STATED GOAL>
From the listing below, extract each line containing the string "colors".

Figure dataset records>
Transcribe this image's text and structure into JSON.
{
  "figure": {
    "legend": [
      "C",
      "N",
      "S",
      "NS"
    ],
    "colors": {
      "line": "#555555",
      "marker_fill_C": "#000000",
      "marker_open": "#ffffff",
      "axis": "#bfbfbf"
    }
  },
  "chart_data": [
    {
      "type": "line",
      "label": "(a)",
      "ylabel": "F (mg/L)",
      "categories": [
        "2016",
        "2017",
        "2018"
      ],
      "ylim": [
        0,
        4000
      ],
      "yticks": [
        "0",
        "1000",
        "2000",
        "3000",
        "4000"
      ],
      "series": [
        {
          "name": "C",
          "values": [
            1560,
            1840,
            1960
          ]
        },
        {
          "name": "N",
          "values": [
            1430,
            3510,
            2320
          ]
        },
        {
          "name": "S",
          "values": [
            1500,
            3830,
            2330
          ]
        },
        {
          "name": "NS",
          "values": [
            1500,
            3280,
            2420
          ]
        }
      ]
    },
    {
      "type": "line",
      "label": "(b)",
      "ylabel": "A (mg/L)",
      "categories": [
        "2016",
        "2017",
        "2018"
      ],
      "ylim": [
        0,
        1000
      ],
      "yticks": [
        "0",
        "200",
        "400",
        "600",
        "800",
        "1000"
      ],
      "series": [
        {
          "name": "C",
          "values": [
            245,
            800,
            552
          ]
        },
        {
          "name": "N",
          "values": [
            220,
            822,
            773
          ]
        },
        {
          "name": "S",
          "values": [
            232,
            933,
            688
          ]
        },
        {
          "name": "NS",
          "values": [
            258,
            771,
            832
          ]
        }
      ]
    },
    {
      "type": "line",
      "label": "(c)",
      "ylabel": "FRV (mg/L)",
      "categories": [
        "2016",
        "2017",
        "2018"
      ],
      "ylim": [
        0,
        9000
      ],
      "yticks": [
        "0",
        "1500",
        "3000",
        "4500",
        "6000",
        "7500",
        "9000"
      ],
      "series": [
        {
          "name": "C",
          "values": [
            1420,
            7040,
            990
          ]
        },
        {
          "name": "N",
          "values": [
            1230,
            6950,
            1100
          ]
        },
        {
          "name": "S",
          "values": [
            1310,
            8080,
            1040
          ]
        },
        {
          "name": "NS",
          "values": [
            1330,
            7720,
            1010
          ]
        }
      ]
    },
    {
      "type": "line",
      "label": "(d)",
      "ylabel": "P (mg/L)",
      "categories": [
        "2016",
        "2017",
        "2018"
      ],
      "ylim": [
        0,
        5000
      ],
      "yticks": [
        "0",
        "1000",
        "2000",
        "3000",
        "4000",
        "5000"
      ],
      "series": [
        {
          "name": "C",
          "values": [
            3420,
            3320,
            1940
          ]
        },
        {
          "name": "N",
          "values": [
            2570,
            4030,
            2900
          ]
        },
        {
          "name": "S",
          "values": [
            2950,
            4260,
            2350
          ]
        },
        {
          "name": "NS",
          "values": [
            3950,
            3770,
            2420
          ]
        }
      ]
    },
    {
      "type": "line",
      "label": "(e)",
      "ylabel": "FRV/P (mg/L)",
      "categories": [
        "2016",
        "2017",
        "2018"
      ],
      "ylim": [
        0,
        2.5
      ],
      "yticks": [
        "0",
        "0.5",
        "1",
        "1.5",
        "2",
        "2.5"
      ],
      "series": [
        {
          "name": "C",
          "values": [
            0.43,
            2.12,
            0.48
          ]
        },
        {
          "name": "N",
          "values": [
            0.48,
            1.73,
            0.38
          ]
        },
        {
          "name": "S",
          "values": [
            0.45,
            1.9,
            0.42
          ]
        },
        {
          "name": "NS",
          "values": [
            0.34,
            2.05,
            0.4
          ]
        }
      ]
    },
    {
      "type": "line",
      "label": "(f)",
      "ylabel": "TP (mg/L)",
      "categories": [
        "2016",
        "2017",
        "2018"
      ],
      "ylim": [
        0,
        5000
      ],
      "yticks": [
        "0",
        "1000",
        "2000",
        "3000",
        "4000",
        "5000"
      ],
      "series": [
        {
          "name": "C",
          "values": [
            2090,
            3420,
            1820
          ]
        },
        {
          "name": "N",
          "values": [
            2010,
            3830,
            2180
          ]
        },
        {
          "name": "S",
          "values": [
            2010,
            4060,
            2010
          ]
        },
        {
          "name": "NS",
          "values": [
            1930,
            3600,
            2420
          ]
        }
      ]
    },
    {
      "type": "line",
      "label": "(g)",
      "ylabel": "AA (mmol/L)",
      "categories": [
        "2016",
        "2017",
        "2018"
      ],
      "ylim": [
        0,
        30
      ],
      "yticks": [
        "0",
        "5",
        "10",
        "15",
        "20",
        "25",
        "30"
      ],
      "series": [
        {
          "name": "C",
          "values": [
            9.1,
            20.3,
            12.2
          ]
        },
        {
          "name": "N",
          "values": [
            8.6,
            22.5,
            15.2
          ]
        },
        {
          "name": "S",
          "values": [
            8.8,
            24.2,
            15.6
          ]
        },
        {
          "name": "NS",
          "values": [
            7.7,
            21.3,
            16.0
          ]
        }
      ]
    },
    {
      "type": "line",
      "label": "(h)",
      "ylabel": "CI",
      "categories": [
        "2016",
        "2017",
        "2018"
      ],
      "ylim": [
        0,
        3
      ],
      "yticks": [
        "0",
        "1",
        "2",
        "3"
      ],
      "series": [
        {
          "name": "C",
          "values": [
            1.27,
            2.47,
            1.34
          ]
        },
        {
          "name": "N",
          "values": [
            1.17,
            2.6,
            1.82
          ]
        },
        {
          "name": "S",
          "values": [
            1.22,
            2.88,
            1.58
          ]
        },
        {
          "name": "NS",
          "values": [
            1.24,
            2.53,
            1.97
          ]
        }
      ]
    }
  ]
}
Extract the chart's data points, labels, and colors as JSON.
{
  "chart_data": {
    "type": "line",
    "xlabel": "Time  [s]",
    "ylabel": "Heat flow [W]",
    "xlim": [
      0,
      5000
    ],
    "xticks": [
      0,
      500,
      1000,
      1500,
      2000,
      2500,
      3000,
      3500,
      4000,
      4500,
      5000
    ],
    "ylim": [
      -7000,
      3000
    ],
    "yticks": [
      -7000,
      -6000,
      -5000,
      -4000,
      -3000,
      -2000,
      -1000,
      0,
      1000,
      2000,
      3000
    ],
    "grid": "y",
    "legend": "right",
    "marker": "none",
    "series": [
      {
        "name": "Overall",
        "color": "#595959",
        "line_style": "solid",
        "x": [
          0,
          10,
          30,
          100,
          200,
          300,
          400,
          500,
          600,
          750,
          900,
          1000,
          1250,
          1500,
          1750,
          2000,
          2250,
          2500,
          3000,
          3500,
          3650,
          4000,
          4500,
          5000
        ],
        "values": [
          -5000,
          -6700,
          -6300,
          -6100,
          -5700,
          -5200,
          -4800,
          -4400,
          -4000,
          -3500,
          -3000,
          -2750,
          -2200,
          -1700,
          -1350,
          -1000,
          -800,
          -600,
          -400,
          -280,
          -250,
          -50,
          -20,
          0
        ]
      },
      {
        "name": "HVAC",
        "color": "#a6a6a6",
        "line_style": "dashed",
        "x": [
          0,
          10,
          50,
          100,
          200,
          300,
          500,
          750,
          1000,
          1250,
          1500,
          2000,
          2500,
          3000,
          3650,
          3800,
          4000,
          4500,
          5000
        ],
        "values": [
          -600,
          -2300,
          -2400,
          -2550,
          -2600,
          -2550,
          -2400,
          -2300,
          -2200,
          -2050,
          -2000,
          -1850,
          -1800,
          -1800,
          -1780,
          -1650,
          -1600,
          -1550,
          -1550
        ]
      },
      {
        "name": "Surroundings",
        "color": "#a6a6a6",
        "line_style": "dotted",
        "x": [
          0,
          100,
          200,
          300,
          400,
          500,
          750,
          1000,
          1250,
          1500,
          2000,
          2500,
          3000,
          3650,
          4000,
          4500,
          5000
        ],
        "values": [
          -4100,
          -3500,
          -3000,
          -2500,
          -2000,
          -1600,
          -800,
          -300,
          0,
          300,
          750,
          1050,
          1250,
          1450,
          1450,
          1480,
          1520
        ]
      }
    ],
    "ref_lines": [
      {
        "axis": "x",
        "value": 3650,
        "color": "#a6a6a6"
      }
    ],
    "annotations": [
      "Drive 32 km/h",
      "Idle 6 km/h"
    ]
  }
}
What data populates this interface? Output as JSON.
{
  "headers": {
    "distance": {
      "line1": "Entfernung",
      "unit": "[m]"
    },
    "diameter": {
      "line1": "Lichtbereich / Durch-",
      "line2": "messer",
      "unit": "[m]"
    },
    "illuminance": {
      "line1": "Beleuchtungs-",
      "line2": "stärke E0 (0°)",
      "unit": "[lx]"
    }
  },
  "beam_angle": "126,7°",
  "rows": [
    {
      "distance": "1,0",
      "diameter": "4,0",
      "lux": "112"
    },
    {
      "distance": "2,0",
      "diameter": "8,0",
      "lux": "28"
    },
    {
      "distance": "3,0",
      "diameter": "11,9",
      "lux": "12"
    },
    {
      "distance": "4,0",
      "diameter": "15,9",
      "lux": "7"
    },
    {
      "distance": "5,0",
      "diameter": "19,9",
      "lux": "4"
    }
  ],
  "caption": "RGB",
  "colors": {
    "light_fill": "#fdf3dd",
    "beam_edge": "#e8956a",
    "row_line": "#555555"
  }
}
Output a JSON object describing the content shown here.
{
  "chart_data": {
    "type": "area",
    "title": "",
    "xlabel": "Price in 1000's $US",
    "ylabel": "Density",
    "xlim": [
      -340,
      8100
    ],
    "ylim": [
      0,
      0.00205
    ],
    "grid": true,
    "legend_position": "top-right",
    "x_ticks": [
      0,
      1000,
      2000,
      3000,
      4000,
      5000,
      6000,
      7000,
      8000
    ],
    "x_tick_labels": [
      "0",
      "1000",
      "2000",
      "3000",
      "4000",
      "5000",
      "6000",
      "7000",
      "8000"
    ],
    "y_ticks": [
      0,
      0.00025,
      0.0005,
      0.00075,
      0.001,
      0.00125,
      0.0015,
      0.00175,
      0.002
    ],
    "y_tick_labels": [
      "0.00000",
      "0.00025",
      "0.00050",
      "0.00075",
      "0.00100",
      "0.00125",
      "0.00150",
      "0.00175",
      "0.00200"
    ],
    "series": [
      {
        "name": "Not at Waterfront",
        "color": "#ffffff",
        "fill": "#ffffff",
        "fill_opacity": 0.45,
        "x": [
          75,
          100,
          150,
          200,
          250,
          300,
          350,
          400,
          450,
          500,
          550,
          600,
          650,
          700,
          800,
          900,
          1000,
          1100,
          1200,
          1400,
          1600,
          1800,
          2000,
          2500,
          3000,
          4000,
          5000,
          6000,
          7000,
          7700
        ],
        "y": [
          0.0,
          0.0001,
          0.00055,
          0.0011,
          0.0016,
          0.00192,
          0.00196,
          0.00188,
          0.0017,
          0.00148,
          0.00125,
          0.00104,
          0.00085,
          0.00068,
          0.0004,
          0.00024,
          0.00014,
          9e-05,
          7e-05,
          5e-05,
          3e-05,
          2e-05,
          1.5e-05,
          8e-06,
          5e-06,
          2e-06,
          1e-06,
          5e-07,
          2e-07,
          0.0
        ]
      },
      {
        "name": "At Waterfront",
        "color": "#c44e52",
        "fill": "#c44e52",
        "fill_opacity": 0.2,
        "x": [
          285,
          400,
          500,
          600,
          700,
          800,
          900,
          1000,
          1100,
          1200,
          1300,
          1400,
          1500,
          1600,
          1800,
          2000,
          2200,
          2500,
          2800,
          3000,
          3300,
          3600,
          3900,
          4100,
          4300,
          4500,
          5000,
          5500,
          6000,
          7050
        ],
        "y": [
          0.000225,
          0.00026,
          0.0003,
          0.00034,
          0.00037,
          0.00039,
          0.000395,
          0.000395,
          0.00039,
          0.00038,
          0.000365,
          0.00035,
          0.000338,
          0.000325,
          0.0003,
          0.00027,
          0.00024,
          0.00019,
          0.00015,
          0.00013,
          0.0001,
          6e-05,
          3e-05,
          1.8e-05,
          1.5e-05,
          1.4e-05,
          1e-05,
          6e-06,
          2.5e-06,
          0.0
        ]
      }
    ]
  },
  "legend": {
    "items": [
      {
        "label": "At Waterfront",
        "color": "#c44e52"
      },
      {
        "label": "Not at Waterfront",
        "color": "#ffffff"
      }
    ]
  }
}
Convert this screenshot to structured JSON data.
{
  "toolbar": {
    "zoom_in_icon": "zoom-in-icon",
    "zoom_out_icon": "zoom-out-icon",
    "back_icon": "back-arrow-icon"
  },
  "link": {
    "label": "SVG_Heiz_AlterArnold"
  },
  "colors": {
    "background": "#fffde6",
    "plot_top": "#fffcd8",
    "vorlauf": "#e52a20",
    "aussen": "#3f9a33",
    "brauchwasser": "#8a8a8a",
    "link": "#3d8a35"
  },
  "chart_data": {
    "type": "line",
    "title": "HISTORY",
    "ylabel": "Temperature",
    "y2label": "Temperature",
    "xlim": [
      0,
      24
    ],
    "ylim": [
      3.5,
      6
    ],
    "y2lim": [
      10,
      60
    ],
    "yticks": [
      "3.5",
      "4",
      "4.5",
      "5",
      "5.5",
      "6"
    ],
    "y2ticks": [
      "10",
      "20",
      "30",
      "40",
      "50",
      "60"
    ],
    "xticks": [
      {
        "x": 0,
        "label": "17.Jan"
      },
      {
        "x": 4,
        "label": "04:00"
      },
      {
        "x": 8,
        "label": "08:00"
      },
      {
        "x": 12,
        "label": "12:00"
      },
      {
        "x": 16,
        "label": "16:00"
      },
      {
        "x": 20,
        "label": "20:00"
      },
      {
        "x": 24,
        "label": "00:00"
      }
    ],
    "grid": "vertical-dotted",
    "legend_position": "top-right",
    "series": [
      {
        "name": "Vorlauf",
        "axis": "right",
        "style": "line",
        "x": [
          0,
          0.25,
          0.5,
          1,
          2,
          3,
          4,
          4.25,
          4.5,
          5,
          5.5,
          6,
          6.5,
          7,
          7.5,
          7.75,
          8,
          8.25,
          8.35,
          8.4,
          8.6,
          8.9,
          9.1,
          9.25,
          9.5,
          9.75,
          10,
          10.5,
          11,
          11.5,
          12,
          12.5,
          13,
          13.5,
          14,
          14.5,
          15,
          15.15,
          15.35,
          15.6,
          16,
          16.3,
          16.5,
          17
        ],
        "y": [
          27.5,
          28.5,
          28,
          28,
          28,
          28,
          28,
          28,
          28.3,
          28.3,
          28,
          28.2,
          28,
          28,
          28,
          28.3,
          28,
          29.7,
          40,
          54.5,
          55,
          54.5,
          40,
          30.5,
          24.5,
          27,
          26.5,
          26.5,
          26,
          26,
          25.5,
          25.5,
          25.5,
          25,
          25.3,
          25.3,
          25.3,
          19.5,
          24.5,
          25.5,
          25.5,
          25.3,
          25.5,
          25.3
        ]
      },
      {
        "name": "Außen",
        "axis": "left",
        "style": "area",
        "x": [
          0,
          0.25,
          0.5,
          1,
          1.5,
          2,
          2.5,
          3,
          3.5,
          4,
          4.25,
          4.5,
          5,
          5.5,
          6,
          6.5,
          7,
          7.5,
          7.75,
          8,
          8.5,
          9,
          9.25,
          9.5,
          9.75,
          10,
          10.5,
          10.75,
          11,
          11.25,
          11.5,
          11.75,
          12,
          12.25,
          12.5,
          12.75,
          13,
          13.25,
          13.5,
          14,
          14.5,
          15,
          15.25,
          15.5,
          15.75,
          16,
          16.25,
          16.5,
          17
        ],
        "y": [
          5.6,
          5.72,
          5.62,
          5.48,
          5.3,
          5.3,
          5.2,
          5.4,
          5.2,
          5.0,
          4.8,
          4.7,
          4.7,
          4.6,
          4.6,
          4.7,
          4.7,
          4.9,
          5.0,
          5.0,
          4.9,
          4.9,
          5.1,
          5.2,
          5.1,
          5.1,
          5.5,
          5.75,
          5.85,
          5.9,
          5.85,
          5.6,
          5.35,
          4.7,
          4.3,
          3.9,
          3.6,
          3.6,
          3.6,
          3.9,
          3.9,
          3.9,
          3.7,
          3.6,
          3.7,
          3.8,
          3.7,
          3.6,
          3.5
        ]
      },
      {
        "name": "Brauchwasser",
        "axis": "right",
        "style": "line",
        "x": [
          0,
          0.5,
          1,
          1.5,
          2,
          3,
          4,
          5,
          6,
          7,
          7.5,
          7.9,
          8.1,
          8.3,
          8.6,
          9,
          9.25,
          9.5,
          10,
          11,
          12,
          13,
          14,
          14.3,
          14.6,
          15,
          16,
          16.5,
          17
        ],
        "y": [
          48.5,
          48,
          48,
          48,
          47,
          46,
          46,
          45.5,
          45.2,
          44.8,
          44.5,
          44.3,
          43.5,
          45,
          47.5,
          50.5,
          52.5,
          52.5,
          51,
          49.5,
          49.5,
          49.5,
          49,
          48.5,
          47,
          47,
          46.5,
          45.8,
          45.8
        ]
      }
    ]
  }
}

TASK RESULT>
    "colors": {
Extract the chart's data points, labels, and colors as JSON.
  "colors": {
  "colors": {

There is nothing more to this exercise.